-- EXERCISE DIRECTIONS --
Show all lines that include the string "balón"; copy each one.

-- EXTRACTED RECORDS --
— BEGIN —
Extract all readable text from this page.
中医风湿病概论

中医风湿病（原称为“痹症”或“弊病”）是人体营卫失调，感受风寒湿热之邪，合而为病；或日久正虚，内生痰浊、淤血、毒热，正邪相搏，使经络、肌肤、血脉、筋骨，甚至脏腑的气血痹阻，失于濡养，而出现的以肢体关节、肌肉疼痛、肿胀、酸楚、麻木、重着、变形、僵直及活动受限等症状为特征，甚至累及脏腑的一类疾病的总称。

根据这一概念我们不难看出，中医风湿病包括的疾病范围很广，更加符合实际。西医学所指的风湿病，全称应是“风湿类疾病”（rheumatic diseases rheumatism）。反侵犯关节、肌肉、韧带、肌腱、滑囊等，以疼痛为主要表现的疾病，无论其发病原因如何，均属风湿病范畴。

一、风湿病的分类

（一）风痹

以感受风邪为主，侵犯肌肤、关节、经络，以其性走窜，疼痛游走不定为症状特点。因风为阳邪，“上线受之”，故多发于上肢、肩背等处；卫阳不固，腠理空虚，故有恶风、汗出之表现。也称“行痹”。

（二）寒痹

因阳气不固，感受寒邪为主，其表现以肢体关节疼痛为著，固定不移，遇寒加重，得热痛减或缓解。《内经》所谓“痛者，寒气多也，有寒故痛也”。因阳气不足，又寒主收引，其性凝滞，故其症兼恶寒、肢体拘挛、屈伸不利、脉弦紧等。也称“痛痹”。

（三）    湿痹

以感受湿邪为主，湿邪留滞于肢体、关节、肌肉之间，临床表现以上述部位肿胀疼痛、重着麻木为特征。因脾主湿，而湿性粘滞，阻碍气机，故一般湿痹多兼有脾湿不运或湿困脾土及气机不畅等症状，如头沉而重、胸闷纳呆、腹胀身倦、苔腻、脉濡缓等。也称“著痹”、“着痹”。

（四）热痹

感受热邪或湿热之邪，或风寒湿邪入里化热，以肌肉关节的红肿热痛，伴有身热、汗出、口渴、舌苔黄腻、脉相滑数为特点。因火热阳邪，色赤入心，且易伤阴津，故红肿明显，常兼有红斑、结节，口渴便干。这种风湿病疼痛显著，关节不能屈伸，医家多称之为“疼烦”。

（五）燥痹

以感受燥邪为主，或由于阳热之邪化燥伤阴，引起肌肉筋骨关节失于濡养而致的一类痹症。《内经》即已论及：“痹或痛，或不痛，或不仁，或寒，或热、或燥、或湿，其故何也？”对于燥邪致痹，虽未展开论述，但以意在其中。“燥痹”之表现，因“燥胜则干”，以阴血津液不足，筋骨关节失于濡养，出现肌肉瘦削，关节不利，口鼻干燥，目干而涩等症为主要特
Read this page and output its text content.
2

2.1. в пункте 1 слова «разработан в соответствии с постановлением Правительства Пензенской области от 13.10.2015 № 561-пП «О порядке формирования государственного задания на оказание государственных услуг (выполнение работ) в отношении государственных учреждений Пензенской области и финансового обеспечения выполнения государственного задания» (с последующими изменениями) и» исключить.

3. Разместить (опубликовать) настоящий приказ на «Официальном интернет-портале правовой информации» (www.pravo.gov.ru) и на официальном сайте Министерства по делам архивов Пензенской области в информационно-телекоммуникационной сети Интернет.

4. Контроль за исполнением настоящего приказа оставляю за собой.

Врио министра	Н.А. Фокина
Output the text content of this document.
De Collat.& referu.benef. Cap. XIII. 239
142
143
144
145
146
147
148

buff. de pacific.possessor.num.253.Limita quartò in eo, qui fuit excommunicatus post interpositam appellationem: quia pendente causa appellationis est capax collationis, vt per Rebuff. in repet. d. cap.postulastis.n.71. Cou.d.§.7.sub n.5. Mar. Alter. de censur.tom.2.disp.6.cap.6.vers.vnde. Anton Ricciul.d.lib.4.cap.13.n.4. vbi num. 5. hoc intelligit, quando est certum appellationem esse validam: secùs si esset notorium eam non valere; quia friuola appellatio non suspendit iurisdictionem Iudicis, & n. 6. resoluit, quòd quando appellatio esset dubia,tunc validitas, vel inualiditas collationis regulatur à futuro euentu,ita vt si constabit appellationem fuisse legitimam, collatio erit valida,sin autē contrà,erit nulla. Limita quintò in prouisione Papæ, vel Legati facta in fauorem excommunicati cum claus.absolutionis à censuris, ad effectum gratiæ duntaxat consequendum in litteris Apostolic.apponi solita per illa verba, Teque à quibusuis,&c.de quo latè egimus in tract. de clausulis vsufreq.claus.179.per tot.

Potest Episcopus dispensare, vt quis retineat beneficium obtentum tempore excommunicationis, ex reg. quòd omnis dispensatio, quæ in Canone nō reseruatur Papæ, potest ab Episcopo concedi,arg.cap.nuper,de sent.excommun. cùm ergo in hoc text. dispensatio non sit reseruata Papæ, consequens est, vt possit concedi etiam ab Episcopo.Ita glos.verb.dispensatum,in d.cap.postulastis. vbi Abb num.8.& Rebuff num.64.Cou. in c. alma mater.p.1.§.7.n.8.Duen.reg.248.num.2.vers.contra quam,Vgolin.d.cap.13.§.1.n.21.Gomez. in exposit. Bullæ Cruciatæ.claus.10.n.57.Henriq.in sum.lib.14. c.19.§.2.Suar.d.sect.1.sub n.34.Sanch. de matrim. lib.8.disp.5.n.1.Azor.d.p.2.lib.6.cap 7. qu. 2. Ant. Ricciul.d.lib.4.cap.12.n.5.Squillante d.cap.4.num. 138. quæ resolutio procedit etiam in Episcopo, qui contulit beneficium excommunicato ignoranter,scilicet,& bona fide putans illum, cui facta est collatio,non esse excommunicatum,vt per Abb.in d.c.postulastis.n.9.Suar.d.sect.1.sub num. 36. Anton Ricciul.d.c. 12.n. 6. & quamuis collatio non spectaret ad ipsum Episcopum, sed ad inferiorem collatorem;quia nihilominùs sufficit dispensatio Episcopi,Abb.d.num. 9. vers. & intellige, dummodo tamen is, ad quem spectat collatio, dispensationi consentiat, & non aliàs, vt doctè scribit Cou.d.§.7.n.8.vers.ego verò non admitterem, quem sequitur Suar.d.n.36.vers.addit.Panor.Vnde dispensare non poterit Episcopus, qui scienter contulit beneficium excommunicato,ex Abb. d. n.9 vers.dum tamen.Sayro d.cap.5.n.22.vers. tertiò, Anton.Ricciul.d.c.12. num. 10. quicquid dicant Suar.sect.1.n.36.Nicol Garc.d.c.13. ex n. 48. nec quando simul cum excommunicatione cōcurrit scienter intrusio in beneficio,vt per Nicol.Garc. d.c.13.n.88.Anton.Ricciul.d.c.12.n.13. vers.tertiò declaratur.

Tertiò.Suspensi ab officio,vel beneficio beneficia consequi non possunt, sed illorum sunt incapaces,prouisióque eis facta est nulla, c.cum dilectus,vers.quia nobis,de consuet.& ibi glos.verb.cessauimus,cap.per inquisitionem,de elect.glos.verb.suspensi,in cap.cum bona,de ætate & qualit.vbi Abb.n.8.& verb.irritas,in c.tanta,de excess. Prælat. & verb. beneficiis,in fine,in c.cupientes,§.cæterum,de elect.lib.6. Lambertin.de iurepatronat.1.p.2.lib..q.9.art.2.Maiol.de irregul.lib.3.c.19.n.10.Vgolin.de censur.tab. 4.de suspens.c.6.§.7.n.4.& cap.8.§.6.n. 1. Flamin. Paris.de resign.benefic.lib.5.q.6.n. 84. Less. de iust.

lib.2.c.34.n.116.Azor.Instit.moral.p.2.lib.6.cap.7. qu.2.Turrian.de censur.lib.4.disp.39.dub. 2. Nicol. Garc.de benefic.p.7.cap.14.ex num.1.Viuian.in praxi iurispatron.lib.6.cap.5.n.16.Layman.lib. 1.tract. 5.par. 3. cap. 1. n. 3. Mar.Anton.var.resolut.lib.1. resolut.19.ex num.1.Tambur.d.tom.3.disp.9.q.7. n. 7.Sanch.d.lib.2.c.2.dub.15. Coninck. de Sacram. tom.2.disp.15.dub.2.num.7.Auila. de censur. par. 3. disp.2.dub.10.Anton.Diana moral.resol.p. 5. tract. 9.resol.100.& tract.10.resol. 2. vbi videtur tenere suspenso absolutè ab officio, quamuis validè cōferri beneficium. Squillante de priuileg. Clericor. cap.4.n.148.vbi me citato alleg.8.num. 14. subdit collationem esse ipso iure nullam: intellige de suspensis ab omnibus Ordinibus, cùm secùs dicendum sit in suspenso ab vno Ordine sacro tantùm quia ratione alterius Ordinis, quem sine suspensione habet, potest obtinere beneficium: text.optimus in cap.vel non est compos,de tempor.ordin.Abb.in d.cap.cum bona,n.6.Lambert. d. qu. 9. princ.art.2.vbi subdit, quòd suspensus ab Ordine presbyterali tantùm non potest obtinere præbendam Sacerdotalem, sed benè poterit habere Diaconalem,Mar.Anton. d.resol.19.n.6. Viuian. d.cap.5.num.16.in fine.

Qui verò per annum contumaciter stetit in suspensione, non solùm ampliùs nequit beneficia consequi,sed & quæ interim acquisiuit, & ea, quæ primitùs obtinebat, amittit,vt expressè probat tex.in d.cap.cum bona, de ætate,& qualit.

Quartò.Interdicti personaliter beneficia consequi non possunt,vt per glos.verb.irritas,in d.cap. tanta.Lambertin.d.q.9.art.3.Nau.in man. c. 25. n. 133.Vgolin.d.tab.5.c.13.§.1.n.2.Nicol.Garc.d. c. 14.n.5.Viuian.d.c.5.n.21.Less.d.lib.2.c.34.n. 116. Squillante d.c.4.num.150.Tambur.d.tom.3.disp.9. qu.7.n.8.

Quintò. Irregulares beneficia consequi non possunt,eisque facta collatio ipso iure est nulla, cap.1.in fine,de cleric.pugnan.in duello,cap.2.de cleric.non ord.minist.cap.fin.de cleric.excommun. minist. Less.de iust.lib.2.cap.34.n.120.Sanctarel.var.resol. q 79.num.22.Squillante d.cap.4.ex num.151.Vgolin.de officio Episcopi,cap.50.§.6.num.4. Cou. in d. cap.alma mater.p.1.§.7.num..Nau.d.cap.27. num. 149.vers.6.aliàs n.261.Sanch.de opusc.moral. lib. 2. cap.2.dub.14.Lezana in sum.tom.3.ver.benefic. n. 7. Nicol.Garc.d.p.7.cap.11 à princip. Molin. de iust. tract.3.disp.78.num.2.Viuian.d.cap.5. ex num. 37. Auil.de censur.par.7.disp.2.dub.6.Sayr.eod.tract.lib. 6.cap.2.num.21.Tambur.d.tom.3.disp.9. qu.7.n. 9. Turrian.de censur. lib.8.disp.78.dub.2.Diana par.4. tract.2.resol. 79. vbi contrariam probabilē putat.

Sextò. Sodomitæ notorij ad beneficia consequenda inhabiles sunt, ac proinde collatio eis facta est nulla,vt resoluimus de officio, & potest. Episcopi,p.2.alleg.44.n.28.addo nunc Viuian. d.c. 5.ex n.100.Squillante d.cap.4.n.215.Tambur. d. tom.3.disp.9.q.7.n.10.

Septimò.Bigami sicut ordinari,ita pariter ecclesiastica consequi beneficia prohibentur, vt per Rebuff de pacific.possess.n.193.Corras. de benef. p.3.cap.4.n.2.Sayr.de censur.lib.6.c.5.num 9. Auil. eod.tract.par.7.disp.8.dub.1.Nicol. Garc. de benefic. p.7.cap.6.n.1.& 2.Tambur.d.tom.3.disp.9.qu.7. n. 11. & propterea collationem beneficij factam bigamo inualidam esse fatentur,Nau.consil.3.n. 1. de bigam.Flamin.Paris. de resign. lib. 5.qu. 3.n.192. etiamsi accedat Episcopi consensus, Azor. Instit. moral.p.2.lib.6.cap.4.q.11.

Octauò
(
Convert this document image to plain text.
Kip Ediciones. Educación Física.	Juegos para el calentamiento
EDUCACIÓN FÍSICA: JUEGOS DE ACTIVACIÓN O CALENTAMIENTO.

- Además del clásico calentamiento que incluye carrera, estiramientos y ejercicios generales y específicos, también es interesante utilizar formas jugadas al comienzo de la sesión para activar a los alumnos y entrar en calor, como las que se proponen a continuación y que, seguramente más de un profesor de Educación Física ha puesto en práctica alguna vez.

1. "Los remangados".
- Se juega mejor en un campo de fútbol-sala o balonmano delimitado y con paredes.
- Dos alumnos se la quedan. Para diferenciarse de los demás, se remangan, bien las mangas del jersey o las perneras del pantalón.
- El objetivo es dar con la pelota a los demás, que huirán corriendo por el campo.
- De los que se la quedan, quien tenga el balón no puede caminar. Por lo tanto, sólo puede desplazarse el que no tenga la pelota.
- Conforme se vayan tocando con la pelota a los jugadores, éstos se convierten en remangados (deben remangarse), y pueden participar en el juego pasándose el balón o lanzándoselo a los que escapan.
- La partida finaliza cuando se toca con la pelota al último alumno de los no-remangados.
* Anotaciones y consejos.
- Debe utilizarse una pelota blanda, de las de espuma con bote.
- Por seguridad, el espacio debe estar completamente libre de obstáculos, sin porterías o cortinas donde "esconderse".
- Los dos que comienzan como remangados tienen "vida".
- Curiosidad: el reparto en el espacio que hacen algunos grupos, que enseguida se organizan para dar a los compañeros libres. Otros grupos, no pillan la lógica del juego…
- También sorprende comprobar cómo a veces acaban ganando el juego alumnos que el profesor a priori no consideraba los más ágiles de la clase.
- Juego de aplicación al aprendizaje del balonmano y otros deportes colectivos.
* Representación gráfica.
— END —
-- EXERCISE RESULT --
- De los que se la quedan, quien tenga el balón no puede caminar. Por lo tanto, sólo puede desplazarse el que no tenga la pelota.
- Conforme se vayan tocando con la pelota a los jugadores, éstos se convierten en remangados (deben remangarse), y pueden participar en el juego pasándose el balón o lanzándoselo a los que escapan.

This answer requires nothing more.